TASK INSTRUCTIONS
Out of the lines in this data, how many include "that"? Give the number and nothing else.

[Data excerpts]
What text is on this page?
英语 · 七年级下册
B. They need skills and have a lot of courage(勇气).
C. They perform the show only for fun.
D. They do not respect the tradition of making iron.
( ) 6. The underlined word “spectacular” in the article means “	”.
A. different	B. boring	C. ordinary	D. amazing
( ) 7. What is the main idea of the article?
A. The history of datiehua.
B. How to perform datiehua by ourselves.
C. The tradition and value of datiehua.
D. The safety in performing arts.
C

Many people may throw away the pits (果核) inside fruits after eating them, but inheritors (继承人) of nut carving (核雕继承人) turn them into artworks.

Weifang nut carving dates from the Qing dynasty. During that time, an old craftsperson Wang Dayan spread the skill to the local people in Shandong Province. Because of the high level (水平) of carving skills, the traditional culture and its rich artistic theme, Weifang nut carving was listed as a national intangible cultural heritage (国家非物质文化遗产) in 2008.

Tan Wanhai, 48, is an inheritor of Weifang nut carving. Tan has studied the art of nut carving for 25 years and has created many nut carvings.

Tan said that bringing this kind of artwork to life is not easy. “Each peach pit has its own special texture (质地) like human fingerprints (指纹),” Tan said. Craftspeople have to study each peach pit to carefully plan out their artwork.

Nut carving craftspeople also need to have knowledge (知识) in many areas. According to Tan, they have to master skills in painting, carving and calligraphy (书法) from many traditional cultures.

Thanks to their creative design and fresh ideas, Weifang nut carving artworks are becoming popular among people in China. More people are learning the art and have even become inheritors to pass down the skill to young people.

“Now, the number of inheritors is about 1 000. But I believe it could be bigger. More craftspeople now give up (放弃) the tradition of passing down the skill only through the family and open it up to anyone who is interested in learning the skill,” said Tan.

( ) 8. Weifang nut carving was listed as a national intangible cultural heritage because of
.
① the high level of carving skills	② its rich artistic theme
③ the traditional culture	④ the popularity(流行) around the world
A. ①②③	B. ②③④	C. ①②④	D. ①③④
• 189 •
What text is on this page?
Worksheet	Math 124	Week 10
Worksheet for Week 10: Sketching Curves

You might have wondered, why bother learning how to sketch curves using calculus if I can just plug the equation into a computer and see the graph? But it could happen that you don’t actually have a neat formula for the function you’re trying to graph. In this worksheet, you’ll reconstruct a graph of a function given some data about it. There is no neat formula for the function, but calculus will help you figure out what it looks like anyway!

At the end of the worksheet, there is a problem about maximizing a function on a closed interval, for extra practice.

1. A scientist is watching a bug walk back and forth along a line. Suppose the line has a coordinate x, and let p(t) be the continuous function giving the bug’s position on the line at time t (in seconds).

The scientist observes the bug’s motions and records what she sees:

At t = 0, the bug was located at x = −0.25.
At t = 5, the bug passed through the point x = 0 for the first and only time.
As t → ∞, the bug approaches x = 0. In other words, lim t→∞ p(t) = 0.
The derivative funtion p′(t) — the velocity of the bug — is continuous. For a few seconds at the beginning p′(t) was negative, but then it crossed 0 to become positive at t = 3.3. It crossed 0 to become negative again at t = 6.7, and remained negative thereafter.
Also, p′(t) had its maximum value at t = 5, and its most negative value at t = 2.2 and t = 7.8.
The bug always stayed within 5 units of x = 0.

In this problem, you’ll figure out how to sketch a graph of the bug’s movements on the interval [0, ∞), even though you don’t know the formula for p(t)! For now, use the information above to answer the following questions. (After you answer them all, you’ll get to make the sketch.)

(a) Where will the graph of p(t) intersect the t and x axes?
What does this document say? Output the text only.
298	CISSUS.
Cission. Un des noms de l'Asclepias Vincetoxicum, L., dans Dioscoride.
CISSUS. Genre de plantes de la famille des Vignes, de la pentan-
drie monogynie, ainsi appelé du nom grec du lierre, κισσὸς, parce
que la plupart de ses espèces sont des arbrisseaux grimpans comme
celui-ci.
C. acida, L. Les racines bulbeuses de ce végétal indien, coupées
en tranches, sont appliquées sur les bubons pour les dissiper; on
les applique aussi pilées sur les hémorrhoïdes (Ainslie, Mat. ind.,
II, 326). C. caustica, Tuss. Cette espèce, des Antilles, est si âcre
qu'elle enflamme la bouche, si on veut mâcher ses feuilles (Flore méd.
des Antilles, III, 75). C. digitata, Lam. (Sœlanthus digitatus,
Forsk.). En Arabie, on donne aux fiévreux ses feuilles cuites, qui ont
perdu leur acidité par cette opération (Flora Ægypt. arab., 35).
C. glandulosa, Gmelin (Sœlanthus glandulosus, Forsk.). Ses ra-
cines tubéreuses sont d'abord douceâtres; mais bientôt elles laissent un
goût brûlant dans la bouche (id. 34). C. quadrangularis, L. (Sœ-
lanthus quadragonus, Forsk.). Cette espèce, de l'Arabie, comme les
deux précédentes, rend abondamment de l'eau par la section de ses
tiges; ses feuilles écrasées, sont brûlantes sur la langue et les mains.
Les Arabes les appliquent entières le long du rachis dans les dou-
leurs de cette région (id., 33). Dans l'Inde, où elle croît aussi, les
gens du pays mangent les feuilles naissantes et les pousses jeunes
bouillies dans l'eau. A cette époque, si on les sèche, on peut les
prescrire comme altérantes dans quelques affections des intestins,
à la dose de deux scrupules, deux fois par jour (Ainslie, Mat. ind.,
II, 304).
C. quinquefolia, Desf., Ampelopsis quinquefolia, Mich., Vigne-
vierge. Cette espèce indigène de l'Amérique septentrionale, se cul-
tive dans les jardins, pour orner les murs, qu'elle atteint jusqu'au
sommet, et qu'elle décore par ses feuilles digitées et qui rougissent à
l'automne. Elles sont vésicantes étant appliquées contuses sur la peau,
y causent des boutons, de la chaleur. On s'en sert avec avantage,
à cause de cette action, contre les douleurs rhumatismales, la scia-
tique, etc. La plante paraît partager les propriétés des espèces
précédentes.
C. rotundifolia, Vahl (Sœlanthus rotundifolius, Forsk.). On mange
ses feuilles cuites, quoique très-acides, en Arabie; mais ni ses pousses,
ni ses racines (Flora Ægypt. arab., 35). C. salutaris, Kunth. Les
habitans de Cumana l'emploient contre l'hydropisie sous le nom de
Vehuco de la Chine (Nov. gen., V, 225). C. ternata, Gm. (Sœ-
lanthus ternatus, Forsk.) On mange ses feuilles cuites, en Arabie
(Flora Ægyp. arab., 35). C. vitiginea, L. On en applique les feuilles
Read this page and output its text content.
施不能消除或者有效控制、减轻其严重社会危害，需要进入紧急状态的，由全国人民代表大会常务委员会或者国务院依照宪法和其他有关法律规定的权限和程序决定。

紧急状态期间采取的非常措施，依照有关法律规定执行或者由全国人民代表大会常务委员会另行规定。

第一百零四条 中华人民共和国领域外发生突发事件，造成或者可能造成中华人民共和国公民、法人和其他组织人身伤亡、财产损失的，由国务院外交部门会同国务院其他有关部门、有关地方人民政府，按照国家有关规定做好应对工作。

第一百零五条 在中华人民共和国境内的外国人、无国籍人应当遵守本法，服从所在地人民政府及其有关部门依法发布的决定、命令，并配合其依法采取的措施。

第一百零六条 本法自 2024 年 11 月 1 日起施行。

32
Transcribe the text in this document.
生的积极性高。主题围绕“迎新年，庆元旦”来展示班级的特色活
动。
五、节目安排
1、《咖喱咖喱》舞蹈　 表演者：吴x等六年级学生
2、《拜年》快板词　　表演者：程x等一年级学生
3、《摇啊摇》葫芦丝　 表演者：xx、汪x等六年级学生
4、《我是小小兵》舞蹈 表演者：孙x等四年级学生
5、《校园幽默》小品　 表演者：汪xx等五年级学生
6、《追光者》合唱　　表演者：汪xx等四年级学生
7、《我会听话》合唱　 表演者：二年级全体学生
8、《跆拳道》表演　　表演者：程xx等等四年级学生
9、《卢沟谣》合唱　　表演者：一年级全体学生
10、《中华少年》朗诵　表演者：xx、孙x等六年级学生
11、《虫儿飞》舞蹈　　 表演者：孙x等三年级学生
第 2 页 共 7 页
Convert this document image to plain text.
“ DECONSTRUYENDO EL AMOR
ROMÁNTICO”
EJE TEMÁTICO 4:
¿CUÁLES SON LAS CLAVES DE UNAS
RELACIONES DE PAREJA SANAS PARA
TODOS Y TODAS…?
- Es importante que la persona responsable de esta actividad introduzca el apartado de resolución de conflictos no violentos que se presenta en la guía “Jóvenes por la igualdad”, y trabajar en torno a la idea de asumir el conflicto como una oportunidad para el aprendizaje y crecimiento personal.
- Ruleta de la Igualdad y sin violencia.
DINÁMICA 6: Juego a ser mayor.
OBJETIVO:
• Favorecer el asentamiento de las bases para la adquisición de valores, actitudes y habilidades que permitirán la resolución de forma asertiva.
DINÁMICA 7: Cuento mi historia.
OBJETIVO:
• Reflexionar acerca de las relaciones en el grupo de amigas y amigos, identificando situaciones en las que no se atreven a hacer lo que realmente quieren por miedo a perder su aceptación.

ANSWER IN FULL
3